Find and copy each line of the records where the string "penalization" shows up.

BEGIN Stored data

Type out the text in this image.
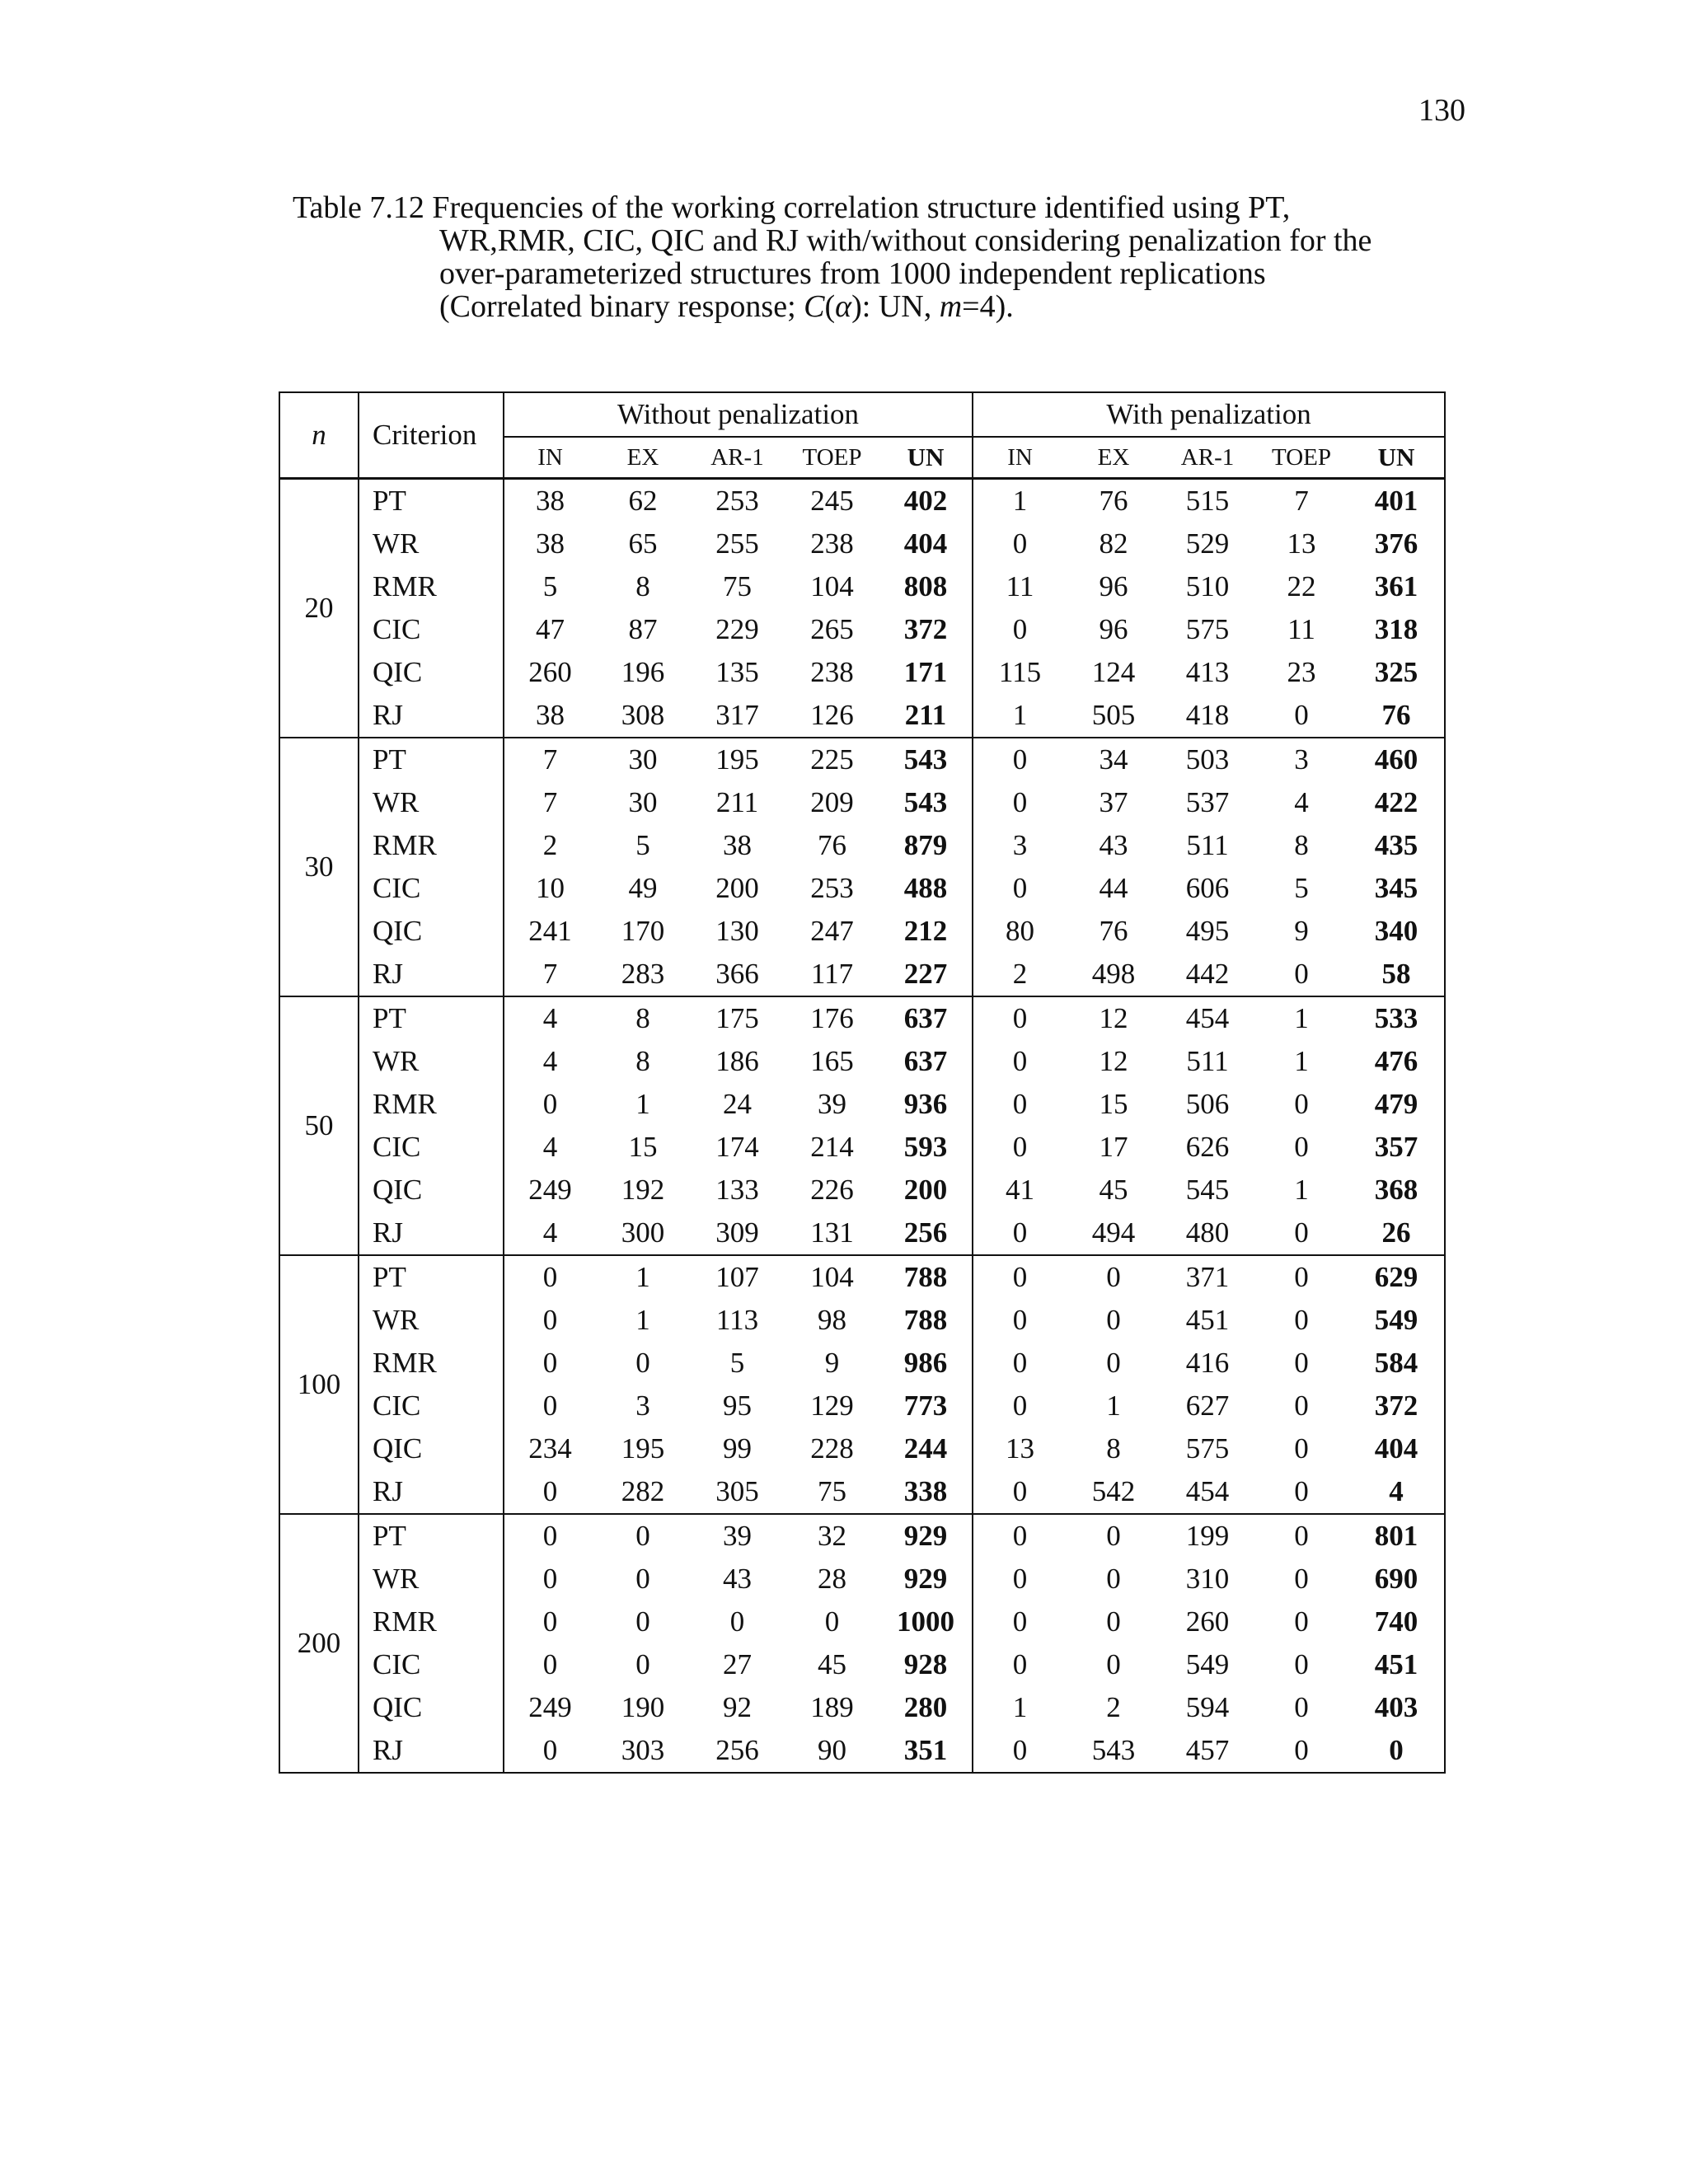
130
Table 7.12 Frequencies of the working correlation structure identified using PT,
WR,RMR, CIC, QIC and RJ with/without considering penalization for the
over-parameterized structures from 1000 independent replications
(Correlated binary response; C(α): UN, m=4).
n	Criterion	Without penalization					With penalization				
		IN	EX	AR-1	TOEP	UN	IN	EX	AR-1	TOEP	UN
20	PT	38	62	253	245	402	1	76	515	7	401
	WR	38	65	255	238	404	0	82	529	13	376
	RMR	5	8	75	104	808	11	96	510	22	361
	CIC	47	87	229	265	372	0	96	575	11	318
	QIC	260	196	135	238	171	115	124	413	23	325
	RJ	38	308	317	126	211	1	505	418	0	76
30	PT	7	30	195	225	543	0	34	503	3	460
	WR	7	30	211	209	543	0	37	537	4	422
	RMR	2	5	38	76	879	3	43	511	8	435
	CIC	10	49	200	253	488	0	44	606	5	345
	QIC	241	170	130	247	212	80	76	495	9	340
	RJ	7	283	366	117	227	2	498	442	0	58
50	PT	4	8	175	176	637	0	12	454	1	533
	WR	4	8	186	165	637	0	12	511	1	476
	RMR	0	1	24	39	936	0	15	506	0	479
	CIC	4	15	174	214	593	0	17	626	0	357
	QIC	249	192	133	226	200	41	45	545	1	368
	RJ	4	300	309	131	256	0	494	480	0	26
100	PT	0	1	107	104	788	0	0	371	0	629
	WR	0	1	113	98	788	0	0	451	0	549
	RMR	0	0	5	9	986	0	0	416	0	584
	CIC	0	3	95	129	773	0	1	627	0	372
	QIC	234	195	99	228	244	13	8	575	0	404
	RJ	0	282	305	75	338	0	542	454	0	4
200	PT	0	0	39	32	929	0	0	199	0	801
	WR	0	0	43	28	929	0	0	310	0	690
	RMR	0	0	0	0	1000	0	0	260	0	740
	CIC	0	0	27	45	928	0	0	549	0	451
	QIC	249	190	92	189	280	1	2	594	0	403
	RJ	0	303	256	90	351	0	543	457	0	0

END Stored data

● The solution:
WR,RMR, CIC, QIC and RJ with/without considering penalization for the
n	Criterion	Without penalization					With penalization				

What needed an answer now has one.